§ **Exercise**: Return the number of lines that contain the word "children", and return nothing else.

— start Data listing —

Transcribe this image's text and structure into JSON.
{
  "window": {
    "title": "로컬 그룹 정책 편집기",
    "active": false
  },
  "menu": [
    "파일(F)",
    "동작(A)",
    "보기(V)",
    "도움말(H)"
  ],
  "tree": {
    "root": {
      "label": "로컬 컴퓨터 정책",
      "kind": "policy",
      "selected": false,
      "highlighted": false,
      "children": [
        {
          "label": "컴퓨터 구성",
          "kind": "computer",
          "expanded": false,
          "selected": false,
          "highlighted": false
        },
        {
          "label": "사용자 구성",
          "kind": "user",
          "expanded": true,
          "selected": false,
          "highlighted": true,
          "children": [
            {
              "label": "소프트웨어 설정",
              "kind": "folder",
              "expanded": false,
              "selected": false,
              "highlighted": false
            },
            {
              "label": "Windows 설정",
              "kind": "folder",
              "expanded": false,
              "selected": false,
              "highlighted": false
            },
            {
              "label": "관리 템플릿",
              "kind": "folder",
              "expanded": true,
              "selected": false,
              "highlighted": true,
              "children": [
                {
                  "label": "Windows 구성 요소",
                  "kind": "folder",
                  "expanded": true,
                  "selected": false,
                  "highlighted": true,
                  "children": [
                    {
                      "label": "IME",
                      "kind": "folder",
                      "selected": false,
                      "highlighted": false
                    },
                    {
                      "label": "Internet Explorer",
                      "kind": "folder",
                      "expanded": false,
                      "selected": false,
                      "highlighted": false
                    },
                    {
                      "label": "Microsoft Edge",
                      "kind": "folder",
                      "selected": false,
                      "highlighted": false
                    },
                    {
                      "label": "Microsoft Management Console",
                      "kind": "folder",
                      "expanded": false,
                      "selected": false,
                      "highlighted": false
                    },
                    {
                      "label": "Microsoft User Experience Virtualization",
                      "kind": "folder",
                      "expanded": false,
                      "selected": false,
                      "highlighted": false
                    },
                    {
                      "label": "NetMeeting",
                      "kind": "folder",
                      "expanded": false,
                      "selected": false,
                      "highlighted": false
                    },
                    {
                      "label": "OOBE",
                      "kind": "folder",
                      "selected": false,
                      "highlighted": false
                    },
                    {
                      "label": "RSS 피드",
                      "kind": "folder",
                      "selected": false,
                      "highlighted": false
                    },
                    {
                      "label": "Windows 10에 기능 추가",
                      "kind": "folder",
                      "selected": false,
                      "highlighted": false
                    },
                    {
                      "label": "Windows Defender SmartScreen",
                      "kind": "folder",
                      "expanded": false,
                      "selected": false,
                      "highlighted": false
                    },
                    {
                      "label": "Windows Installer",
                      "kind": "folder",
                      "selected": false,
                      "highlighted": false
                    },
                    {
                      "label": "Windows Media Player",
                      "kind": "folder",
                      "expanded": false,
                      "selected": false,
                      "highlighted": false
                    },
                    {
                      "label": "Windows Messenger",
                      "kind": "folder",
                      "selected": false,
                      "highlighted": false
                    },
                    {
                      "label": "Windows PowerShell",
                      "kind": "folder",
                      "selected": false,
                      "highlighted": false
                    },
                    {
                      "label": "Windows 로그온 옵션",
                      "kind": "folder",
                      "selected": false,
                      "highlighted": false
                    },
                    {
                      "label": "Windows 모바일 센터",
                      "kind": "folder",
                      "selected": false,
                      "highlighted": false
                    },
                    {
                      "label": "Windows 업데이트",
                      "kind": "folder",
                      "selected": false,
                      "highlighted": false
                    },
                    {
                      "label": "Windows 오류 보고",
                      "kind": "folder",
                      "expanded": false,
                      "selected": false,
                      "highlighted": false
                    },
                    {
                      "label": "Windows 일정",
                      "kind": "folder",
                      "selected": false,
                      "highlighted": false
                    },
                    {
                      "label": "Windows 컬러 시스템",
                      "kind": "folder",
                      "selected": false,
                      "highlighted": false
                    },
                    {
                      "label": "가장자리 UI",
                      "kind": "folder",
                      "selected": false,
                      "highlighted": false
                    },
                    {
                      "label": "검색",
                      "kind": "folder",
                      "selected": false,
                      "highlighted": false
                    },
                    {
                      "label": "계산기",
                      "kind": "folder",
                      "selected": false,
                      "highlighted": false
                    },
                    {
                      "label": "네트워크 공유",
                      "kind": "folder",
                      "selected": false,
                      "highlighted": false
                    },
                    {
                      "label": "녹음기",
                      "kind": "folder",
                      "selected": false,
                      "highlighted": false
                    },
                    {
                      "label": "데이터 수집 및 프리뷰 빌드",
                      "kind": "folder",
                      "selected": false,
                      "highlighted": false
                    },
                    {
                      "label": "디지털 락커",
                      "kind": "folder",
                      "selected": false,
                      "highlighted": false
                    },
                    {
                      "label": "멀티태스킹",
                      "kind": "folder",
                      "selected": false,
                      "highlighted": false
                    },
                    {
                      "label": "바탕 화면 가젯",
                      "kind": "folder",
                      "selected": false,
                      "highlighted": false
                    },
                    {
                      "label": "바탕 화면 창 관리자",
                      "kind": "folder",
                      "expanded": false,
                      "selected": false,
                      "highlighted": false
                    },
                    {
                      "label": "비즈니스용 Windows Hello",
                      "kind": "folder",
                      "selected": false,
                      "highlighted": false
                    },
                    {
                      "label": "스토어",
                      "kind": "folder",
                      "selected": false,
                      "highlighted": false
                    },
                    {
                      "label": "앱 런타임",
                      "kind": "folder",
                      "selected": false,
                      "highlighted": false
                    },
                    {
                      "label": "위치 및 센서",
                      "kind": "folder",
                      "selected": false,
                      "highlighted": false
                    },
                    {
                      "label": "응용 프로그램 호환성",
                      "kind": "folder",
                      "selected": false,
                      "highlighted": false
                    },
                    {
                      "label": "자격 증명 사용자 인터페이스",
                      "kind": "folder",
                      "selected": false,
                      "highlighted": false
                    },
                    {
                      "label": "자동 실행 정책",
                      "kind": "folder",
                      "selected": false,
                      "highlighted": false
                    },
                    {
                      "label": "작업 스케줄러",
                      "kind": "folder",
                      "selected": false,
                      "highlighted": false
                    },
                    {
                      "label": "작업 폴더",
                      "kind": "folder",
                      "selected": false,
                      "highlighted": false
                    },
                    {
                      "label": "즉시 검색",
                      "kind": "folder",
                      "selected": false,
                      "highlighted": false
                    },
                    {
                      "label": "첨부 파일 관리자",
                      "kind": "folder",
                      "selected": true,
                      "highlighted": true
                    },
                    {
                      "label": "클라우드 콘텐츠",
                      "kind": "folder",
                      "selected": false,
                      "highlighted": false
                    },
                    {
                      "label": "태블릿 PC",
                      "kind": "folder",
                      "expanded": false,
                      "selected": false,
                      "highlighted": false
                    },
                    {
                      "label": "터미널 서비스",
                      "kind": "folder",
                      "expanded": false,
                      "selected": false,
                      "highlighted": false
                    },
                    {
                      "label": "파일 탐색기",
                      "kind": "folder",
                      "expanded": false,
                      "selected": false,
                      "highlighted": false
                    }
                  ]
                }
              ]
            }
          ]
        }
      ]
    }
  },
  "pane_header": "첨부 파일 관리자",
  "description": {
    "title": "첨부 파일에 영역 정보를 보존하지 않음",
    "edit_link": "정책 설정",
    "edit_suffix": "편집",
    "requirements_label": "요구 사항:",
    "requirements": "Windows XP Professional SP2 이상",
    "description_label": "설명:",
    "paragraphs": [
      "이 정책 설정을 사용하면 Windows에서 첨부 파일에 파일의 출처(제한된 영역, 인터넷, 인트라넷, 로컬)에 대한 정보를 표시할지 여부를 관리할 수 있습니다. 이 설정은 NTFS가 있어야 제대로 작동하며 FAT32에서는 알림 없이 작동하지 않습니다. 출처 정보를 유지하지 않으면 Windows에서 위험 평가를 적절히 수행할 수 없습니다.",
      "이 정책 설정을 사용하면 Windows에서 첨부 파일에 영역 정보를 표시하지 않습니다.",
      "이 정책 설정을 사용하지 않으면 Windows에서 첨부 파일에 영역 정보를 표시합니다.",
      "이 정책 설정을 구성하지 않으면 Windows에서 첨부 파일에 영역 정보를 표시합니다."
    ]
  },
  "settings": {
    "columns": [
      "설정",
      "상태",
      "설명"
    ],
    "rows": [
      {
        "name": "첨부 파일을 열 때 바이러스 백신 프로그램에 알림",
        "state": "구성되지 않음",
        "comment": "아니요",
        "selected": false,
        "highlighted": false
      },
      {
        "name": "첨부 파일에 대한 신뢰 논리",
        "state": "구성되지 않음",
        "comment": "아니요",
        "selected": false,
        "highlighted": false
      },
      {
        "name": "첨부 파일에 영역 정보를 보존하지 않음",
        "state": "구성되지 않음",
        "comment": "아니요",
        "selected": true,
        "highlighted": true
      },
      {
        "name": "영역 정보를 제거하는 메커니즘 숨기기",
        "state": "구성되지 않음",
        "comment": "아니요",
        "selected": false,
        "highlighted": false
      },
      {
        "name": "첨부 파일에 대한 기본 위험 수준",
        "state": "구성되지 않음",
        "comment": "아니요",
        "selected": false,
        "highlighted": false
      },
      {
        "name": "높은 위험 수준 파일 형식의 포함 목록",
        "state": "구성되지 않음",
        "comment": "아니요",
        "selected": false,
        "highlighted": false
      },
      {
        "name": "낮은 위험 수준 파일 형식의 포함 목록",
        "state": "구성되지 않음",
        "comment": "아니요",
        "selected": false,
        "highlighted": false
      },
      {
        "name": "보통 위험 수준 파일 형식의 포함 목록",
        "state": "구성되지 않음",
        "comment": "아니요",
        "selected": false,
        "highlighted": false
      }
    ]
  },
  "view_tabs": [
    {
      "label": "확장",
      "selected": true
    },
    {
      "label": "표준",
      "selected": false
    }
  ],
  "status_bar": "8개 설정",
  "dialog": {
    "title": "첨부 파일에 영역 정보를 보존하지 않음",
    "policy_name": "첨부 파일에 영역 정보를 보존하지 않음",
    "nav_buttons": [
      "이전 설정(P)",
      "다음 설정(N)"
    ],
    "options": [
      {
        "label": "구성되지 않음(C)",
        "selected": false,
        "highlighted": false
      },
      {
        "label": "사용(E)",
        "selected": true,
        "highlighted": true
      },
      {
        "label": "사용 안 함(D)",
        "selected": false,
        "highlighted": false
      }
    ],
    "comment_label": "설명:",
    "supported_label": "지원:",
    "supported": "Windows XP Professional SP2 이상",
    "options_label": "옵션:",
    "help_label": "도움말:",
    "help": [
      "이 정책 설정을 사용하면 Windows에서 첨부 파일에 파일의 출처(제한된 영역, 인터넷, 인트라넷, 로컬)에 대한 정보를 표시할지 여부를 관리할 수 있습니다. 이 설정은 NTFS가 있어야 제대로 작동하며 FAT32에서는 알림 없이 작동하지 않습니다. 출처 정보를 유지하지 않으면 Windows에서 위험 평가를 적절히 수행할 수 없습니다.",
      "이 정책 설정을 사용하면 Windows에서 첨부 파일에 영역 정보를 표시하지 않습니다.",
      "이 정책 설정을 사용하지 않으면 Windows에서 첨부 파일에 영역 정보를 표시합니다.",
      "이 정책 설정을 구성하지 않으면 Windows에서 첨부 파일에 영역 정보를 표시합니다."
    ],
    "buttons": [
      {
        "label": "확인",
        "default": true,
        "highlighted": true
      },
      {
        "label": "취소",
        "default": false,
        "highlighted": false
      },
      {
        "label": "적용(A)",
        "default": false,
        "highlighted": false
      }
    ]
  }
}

— end Data listing —

§ **Output below**: 4